Gather every row below that contains the string "legend" and copy each one out in full.

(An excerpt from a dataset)

----

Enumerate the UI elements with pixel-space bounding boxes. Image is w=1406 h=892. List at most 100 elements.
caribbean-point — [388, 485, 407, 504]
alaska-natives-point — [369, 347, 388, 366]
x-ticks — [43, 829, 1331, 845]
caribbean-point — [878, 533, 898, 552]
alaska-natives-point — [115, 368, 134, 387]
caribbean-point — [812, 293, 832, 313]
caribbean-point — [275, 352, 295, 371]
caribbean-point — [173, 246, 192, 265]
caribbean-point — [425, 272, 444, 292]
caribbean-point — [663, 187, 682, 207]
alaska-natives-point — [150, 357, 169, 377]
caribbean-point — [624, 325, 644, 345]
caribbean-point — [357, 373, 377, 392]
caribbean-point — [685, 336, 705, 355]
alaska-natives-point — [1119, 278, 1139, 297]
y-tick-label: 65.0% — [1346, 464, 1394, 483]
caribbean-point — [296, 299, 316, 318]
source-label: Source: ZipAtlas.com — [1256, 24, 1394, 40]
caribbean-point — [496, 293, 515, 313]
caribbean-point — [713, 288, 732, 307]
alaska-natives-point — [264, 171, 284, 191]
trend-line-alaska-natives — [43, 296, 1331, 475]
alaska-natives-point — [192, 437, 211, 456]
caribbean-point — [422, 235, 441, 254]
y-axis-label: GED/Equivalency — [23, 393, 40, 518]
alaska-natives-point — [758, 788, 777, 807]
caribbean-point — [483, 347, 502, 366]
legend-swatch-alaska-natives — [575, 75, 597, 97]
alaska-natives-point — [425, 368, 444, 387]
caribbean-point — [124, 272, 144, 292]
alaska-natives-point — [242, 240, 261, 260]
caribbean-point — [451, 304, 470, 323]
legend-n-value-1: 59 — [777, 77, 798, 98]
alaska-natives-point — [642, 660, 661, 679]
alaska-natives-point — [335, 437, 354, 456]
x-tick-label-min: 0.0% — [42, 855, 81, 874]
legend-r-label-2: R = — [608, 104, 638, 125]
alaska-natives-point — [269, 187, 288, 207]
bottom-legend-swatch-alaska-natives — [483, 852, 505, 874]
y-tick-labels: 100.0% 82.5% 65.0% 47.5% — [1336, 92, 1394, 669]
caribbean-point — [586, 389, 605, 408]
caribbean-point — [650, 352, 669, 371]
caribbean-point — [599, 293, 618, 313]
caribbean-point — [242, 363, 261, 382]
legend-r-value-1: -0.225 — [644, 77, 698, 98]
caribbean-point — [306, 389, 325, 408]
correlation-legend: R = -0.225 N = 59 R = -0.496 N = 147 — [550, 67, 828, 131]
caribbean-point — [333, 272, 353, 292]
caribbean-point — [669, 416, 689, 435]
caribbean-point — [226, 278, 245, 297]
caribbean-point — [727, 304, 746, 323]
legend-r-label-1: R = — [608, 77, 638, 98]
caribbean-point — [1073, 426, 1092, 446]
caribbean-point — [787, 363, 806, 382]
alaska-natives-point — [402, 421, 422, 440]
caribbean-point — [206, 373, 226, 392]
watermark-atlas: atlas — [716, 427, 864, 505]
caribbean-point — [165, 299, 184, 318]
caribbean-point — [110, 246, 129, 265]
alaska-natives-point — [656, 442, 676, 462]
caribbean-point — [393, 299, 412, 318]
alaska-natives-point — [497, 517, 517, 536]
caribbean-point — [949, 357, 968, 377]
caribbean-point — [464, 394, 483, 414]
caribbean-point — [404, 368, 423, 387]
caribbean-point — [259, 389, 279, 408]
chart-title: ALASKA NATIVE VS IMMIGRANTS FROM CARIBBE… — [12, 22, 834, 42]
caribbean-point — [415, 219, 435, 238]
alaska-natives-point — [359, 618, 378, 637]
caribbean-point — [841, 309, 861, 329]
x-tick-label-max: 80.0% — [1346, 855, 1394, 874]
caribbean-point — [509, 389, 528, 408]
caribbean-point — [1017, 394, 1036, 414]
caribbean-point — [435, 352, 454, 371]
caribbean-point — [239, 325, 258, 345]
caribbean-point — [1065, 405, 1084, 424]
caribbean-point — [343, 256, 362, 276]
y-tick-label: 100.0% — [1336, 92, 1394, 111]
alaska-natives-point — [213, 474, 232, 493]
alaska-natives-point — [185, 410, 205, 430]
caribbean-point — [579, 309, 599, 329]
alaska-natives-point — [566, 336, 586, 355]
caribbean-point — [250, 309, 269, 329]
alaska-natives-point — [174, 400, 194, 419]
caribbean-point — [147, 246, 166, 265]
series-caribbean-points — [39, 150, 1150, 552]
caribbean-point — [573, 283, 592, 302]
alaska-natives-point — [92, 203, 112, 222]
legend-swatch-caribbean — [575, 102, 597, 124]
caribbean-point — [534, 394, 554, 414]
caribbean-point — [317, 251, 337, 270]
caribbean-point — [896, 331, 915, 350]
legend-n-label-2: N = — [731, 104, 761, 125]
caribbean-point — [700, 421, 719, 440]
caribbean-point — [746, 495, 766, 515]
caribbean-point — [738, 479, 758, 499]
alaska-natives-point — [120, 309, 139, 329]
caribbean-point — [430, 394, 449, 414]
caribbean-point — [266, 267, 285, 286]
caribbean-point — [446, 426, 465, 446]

----

- _RESPONSE FOR THIS EXERCISE_
legend-swatch-alaska-natives — [575, 75, 597, 97]
legend-n-value-1: 59 — [777, 77, 798, 98]
legend-r-label-2: R = — [608, 104, 638, 125]
bottom-legend-swatch-alaska-natives — [483, 852, 505, 874]
legend-r-value-1: -0.225 — [644, 77, 698, 98]
correlation-legend: R = -0.225 N = 59 R = -0.496 N = 147 — [550, 67, 828, 131]
legend-r-label-1: R = — [608, 77, 638, 98]
legend-swatch-caribbean — [575, 102, 597, 124]
legend-n-label-2: N = — [731, 104, 761, 125]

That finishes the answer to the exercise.